*A run of records*.
====================
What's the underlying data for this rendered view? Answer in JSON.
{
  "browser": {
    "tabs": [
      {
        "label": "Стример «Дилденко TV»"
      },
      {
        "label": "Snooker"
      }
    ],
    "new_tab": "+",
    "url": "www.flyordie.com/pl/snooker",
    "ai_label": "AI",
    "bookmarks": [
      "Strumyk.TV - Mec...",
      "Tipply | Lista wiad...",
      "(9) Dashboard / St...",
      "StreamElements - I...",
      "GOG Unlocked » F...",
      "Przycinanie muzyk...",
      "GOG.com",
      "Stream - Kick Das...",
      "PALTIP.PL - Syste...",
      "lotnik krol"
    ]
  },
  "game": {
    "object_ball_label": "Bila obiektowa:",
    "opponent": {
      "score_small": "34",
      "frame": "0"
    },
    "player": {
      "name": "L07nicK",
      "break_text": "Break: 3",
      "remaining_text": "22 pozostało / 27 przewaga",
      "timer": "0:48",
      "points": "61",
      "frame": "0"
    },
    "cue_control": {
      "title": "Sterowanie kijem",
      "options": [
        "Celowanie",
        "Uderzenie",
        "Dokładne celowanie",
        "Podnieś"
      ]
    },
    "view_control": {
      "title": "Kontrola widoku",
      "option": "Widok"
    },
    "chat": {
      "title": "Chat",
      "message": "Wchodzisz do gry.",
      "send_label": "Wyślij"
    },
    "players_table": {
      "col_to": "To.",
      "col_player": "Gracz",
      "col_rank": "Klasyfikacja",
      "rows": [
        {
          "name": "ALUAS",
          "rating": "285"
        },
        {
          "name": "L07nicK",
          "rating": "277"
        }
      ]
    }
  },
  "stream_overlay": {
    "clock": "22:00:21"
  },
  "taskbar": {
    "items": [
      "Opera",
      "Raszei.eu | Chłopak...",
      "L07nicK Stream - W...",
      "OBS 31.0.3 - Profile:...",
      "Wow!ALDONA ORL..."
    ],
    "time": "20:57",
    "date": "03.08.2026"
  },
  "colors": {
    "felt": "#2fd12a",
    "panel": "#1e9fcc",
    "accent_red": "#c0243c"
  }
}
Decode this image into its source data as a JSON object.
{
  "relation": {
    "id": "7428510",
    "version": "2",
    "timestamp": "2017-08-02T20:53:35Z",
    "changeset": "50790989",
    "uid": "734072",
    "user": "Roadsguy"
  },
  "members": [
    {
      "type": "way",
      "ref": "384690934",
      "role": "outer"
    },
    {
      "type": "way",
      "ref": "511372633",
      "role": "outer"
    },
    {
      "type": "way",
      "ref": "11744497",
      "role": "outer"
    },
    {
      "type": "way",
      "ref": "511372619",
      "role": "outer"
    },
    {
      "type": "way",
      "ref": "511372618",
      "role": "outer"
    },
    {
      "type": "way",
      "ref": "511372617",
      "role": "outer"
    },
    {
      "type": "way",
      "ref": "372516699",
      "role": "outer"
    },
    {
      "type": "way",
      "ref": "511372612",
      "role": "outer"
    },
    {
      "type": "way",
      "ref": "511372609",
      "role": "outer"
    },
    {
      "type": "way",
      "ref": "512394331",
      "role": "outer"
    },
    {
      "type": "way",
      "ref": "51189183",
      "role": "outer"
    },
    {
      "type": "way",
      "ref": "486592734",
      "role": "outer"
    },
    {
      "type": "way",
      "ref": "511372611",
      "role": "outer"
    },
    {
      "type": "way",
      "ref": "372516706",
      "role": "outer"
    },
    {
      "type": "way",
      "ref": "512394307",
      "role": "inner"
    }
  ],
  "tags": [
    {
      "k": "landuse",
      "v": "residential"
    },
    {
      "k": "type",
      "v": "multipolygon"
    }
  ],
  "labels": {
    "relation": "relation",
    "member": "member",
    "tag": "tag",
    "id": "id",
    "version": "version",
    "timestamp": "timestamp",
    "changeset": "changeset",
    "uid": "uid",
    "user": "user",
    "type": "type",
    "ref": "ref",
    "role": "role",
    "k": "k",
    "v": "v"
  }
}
====================
*TASK GOAL*.
Transcribe every entry verbatim.

*FINAL RESULT*.
What's the underlying data for this rendered view? Answer in JSON.
{
  "browser": {
    "tabs": [
      {
        "label": "Стример «Дилденко TV»"
      },
      {
        "label": "Snooker"
      }
    ],
    "new_tab": "+",
    "url": "www.flyordie.com/pl/snooker",
    "ai_label": "AI",
    "bookmarks": [
      "Strumyk.TV - Mec...",
      "Tipply | Lista wiad...",
      "(9) Dashboard / St...",
      "StreamElements - I...",
      "GOG Unlocked » F...",
      "Przycinanie muzyk...",
      "GOG.com",
      "Stream - Kick Das...",
      "PALTIP.PL - Syste...",
      "lotnik krol"
    ]
  },
  "game": {
    "object_ball_label": "Bila obiektowa:",
    "opponent": {
      "score_small": "34",
      "frame": "0"
    },
    "player": {
      "name": "L07nicK",
      "break_text": "Break: 3",
      "remaining_text": "22 pozostało / 27 przewaga",
      "timer": "0:48",
      "points": "61",
      "frame": "0"
    },
    "cue_control": {
      "title": "Sterowanie kijem",
      "options": [
        "Celowanie",
        "Uderzenie",
        "Dokładne celowanie",
        "Podnieś"
      ]
    },
    "view_control": {
      "title": "Kontrola widoku",
      "option": "Widok"
    },
    "chat": {
      "title": "Chat",
      "message": "Wchodzisz do gry.",
      "send_label": "Wyślij"
    },
    "players_table": {
      "col_to": "To.",
      "col_player": "Gracz",
      "col_rank": "Klasyfikacja",
      "rows": [
        {
          "name": "ALUAS",
          "rating": "285"
        },
        {
          "name": "L07nicK",
          "rating": "277"
        }
      ]
    }
  },
  "stream_overlay": {
    "clock": "22:00:21"
  },
  "taskbar": {
    "items": [
      "Opera",
      "Raszei.eu | Chłopak...",
      "L07nicK Stream - W...",
      "OBS 31.0.3 - Profile:...",
      "Wow!ALDONA ORL..."
    ],
    "time": "20:57",
    "date": "03.08.2026"
  },
  "colors": {
    "felt": "#2fd12a",
    "panel": "#1e9fcc",
    "accent_red": "#c0243c"
  }
}
Decode this image into its source data as a JSON object.
{
  "relation": {
    "id": "7428510",
    "version": "2",
    "timestamp": "2017-08-02T20:53:35Z",
    "changeset": "50790989",
    "uid": "734072",
    "user": "Roadsguy"
  },
  "members": [
    {
      "type": "way",
      "ref": "384690934",
      "role": "outer"
    },
    {
      "type": "way",
      "ref": "511372633",
      "role": "outer"
    },
    {
      "type": "way",
      "ref": "11744497",
      "role": "outer"
    },
    {
      "type": "way",
      "ref": "511372619",
      "role": "outer"
    },
    {
      "type": "way",
      "ref": "511372618",
      "role": "outer"
    },
    {
      "type": "way",
      "ref": "511372617",
      "role": "outer"
    },
    {
      "type": "way",
      "ref": "372516699",
      "role": "outer"
    },
    {
      "type": "way",
      "ref": "511372612",
      "role": "outer"
    },
    {
      "type": "way",
      "ref": "511372609",
      "role": "outer"
    },
    {
      "type": "way",
      "ref": "512394331",
      "role": "outer"
    },
    {
      "type": "way",
      "ref": "51189183",
      "role": "outer"
    },
    {
      "type": "way",
      "ref": "486592734",
      "role": "outer"
    },
    {
      "type": "way",
      "ref": "511372611",
      "role": "outer"
    },
    {
      "type": "way",
      "ref": "372516706",
      "role": "outer"
    },
    {
      "type": "way",
      "ref": "512394307",
      "role": "inner"
    }
  ],
  "tags": [
    {
      "k": "landuse",
      "v": "residential"
    },
    {
      "k": "type",
      "v": "multipolygon"
    }
  ],
  "labels": {
    "relation": "relation",
    "member": "member",
    "tag": "tag",
    "id": "id",
    "version": "version",
    "timestamp": "timestamp",
    "changeset": "changeset",
    "uid": "uid",
    "user": "user",
    "type": "type",
    "ref": "ref",
    "role": "role",
    "k": "k",
    "v": "v"
  }
}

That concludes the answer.